## Set problem
Without including the pictures, copy out every line below.

=== Data listing ===

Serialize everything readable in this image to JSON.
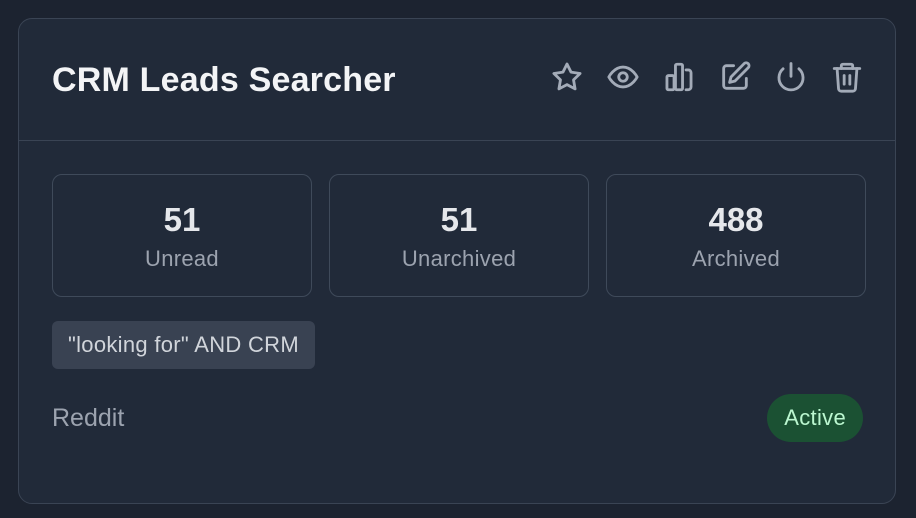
{
  "card": {
    "title": "CRM Leads Searcher",
    "toolbar": [
      {
        "name": "star-button",
        "icon": "star-icon"
      },
      {
        "name": "view-button",
        "icon": "eye-icon"
      },
      {
        "name": "stats-button",
        "icon": "chart-icon"
      },
      {
        "name": "edit-button",
        "icon": "edit-icon"
      },
      {
        "name": "power-button",
        "icon": "power-icon"
      },
      {
        "name": "delete-button",
        "icon": "trash-icon"
      }
    ],
    "stats": [
      {
        "value": "51",
        "label": "Unread"
      },
      {
        "value": "51",
        "label": "Unarchived"
      },
      {
        "value": "488",
        "label": "Archived"
      }
    ],
    "query": "\"looking for\" AND CRM",
    "source": "Reddit",
    "status": "Active"
  },
  "colors": {
    "page_background": "#1c2330",
    "card_background": "#212a39",
    "border": "#3a4454",
    "status_active_bg": "#1b5133",
    "status_active_text": "#bbf7d0"
  }
}
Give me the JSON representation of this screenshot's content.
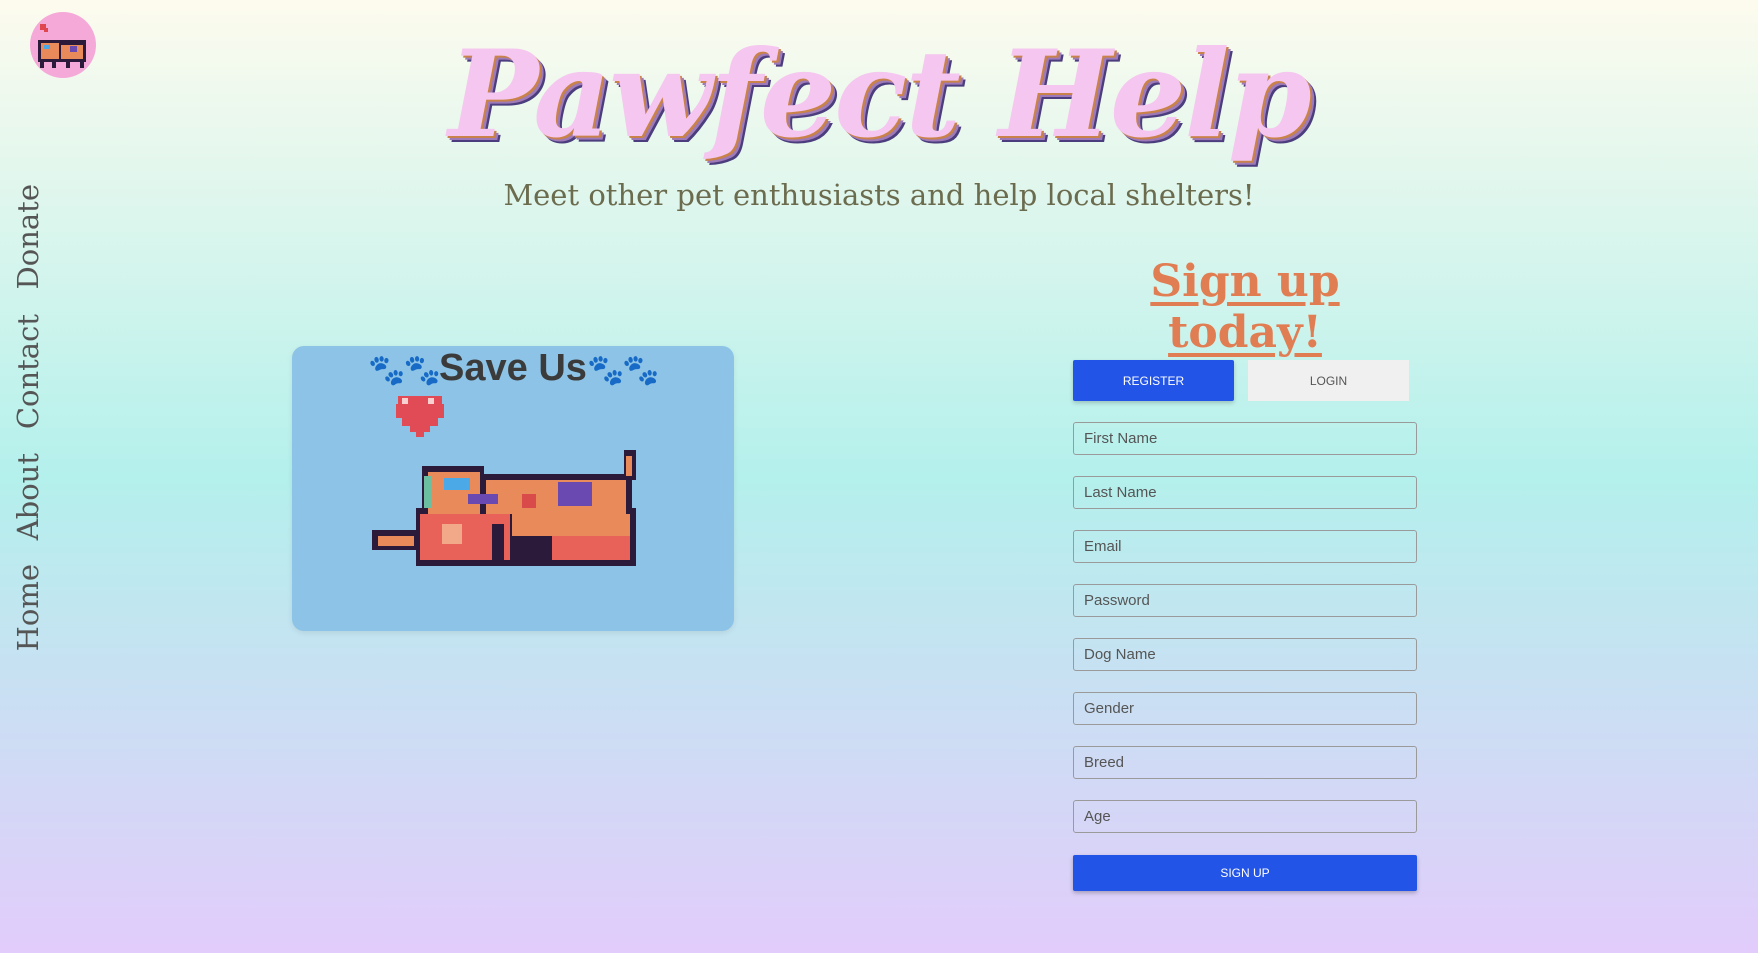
{
  "header": {
    "title": "Pawfect Help",
    "subtitle": "Meet other pet enthusiasts and help local shelters!"
  },
  "nav": {
    "items": [
      {
        "label": "Home"
      },
      {
        "label": "About"
      },
      {
        "label": "Contact"
      },
      {
        "label": "Donate"
      }
    ]
  },
  "card": {
    "paws_left": "🐾🐾",
    "title": "Save Us",
    "paws_right": "🐾🐾",
    "image_icon": "heart-and-puppies-pixel-icon"
  },
  "signup": {
    "heading": "Sign up today!",
    "tabs": {
      "register": "Register",
      "login": "Login"
    },
    "fields": [
      {
        "name": "first-name-field",
        "placeholder": "First Name"
      },
      {
        "name": "last-name-field",
        "placeholder": "Last Name"
      },
      {
        "name": "email-field",
        "placeholder": "Email"
      },
      {
        "name": "password-field",
        "placeholder": "Password"
      },
      {
        "name": "dog-name-field",
        "placeholder": "Dog Name"
      },
      {
        "name": "gender-field",
        "placeholder": "Gender"
      },
      {
        "name": "breed-field",
        "placeholder": "Breed"
      },
      {
        "name": "age-field",
        "placeholder": "Age"
      }
    ],
    "submit": "Sign Up"
  },
  "colors": {
    "accent": "#2354e8",
    "heading_orange": "#e07d52",
    "card_bg": "#8cc3e6",
    "title_pink": "#f5c6ef"
  }
}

===

## Task output
Serialize everything readable in this image to JSON.
{
  "card": {
    "title": "CRM Leads Searcher",
    "toolbar": [
      {
        "name": "star-button",
        "icon": "star-icon"
      },
      {
        "name": "view-button",
        "icon": "eye-icon"
      },
      {
        "name": "stats-button",
        "icon": "chart-icon"
      },
      {
        "name": "edit-button",
        "icon": "edit-icon"
      },
      {
        "name": "power-button",
        "icon": "power-icon"
      },
      {
        "name": "delete-button",
        "icon": "trash-icon"
      }
    ],
    "stats": [
      {
        "value": "51",
        "label": "Unread"
      },
      {
        "value": "51",
        "label": "Unarchived"
      },
      {
        "value": "488",
        "label": "Archived"
      }
    ],
    "query": "\"looking for\" AND CRM",
    "source": "Reddit",
    "status": "Active"
  },
  "colors": {
    "page_background": "#1c2330",
    "card_background": "#212a39",
    "border": "#3a4454",
    "status_active_bg": "#1b5133",
    "status_active_text": "#bbf7d0"
  }
}
Give me the JSON representation of this screenshot's content.
{
  "header": {
    "title": "Pawfect Help",
    "subtitle": "Meet other pet enthusiasts and help local shelters!"
  },
  "nav": {
    "items": [
      {
        "label": "Home"
      },
      {
        "label": "About"
      },
      {
        "label": "Contact"
      },
      {
        "label": "Donate"
      }
    ]
  },
  "card": {
    "paws_left": "🐾🐾",
    "title": "Save Us",
    "paws_right": "🐾🐾",
    "image_icon": "heart-and-puppies-pixel-icon"
  },
  "signup": {
    "heading": "Sign up today!",
    "tabs": {
      "register": "Register",
      "login": "Login"
    },
    "fields": [
      {
        "name": "first-name-field",
        "placeholder": "First Name"
      },
      {
        "name": "last-name-field",
        "placeholder": "Last Name"
      },
      {
        "name": "email-field",
        "placeholder": "Email"
      },
      {
        "name": "password-field",
        "placeholder": "Password"
      },
      {
        "name": "dog-name-field",
        "placeholder": "Dog Name"
      },
      {
        "name": "gender-field",
        "placeholder": "Gender"
      },
      {
        "name": "breed-field",
        "placeholder": "Breed"
      },
      {
        "name": "age-field",
        "placeholder": "Age"
      }
    ],
    "submit": "Sign Up"
  },
  "colors": {
    "accent": "#2354e8",
    "heading_orange": "#e07d52",
    "card_bg": "#8cc3e6",
    "title_pink": "#f5c6ef"
  }
}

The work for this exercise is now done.